- Exercise
Gather each line of the entries below that includes "structured".

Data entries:
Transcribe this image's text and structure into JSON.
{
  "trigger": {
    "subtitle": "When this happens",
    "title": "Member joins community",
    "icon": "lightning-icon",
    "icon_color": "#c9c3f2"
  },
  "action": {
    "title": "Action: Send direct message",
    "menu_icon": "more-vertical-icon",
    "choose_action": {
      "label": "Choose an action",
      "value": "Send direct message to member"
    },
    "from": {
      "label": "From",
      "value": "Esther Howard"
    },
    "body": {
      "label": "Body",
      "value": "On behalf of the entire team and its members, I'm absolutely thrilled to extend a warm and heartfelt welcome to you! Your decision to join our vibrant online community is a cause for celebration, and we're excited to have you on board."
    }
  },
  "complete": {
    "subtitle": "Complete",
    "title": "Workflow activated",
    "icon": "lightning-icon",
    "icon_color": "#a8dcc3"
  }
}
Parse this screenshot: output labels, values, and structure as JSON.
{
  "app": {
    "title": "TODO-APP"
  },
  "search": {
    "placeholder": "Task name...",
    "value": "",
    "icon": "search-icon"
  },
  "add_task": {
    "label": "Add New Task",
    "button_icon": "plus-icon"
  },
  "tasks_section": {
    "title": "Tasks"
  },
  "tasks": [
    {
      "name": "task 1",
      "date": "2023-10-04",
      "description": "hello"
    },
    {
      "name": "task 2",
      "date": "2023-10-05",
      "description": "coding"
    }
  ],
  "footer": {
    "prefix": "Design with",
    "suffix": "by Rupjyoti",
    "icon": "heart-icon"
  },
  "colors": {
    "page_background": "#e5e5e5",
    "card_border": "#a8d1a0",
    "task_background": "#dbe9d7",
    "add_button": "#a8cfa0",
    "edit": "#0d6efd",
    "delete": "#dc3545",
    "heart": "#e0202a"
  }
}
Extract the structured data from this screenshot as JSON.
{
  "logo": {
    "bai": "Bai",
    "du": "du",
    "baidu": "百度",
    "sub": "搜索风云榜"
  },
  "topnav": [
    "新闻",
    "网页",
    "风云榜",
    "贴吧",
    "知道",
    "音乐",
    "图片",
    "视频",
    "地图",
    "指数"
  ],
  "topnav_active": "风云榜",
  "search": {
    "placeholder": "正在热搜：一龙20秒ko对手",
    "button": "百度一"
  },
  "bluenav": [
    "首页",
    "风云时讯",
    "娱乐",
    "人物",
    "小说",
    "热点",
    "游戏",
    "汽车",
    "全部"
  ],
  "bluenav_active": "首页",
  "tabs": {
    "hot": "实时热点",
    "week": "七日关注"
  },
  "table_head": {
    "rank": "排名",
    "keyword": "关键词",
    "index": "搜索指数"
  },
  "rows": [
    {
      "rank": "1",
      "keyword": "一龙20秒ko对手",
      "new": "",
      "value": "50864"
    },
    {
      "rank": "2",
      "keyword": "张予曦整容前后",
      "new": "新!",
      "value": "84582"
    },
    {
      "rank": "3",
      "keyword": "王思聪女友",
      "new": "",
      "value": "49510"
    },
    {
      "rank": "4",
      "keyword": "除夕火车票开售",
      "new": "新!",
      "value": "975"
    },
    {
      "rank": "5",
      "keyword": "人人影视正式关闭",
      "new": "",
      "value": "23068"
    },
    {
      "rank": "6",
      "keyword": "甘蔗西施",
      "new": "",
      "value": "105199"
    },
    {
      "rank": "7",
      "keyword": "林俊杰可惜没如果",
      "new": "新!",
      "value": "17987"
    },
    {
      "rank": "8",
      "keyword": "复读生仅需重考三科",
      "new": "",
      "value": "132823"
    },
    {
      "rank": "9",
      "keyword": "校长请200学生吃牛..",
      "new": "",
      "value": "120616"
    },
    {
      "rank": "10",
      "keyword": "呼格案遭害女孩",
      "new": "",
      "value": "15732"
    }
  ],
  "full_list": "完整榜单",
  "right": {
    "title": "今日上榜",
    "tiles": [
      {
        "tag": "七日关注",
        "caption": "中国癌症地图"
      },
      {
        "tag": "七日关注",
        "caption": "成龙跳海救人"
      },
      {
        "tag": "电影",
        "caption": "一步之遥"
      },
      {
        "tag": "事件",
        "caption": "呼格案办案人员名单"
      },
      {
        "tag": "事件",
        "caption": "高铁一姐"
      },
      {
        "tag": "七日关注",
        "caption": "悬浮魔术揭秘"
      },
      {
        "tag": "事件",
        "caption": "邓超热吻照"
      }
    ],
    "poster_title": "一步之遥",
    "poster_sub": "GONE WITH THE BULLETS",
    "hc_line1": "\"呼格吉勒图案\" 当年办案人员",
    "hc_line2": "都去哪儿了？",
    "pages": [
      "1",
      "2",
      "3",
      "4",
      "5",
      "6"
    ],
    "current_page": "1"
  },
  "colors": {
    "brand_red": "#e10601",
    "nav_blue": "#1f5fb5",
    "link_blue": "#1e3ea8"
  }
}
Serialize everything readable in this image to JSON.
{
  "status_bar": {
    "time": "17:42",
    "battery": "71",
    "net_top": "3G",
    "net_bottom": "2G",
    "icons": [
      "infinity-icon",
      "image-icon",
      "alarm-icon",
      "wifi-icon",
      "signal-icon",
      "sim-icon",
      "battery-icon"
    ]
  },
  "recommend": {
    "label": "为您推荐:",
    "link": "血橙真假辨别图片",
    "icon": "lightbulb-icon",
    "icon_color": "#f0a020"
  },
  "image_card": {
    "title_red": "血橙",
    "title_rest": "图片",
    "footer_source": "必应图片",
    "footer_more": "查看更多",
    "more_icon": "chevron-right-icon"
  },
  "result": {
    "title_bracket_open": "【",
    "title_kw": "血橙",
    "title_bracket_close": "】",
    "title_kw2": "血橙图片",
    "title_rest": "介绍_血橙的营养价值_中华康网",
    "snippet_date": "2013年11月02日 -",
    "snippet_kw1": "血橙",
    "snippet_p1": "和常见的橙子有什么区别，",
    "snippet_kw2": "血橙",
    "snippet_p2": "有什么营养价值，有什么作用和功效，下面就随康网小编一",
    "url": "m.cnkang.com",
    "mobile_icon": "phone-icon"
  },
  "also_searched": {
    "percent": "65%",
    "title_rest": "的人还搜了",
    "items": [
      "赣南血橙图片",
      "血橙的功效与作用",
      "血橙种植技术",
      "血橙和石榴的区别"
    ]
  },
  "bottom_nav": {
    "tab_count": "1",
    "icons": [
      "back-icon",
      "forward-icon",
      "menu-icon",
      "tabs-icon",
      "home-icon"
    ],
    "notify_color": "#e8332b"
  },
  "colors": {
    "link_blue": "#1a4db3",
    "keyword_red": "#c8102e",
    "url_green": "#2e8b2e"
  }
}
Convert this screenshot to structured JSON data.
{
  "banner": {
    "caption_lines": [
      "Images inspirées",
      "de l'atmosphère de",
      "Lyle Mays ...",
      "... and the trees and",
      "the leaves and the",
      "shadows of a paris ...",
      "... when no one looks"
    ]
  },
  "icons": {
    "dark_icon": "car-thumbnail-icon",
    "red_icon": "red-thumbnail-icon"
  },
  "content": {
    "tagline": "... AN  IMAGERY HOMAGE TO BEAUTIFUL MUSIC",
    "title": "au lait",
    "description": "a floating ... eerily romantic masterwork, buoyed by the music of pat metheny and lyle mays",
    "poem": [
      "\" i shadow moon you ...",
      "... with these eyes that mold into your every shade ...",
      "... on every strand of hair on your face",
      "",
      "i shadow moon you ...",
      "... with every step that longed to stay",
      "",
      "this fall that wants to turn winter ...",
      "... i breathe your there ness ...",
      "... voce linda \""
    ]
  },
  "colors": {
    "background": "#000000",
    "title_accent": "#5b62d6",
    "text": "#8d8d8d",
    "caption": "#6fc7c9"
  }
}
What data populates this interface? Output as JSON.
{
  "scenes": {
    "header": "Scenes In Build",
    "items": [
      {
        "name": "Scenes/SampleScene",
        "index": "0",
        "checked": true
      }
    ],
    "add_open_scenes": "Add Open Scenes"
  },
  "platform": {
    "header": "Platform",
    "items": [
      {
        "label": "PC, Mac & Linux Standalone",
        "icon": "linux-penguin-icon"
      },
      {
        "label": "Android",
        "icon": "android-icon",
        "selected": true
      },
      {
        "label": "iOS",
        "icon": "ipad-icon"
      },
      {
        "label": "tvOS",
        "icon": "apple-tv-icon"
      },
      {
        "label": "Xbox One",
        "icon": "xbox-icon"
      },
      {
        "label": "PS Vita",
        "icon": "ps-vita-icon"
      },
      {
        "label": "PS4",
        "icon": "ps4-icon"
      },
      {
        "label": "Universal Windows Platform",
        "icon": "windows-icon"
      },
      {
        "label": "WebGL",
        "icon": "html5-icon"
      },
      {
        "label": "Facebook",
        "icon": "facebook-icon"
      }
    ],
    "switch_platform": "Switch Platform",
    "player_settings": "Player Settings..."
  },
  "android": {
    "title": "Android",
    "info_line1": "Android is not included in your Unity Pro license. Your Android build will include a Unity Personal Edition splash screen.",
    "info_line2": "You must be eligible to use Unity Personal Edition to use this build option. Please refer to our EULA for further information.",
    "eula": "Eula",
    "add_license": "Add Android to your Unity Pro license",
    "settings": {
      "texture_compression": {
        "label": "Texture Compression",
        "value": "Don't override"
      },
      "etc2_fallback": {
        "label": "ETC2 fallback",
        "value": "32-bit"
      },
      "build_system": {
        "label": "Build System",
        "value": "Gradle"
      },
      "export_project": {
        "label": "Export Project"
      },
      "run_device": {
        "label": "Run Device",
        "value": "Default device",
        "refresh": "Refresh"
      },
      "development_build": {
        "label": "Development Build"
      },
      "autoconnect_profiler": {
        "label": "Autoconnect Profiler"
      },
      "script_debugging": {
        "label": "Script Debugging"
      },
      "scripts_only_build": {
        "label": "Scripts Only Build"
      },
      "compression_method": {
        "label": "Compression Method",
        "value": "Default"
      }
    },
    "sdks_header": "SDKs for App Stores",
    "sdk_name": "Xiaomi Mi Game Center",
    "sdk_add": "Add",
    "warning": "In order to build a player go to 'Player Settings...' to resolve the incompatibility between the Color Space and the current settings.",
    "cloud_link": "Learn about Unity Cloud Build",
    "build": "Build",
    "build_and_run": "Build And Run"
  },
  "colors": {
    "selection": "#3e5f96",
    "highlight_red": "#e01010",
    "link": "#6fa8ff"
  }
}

- Result of this exercise
Extract the structured data from this screenshot as JSON.
Convert this screenshot to structured JSON data.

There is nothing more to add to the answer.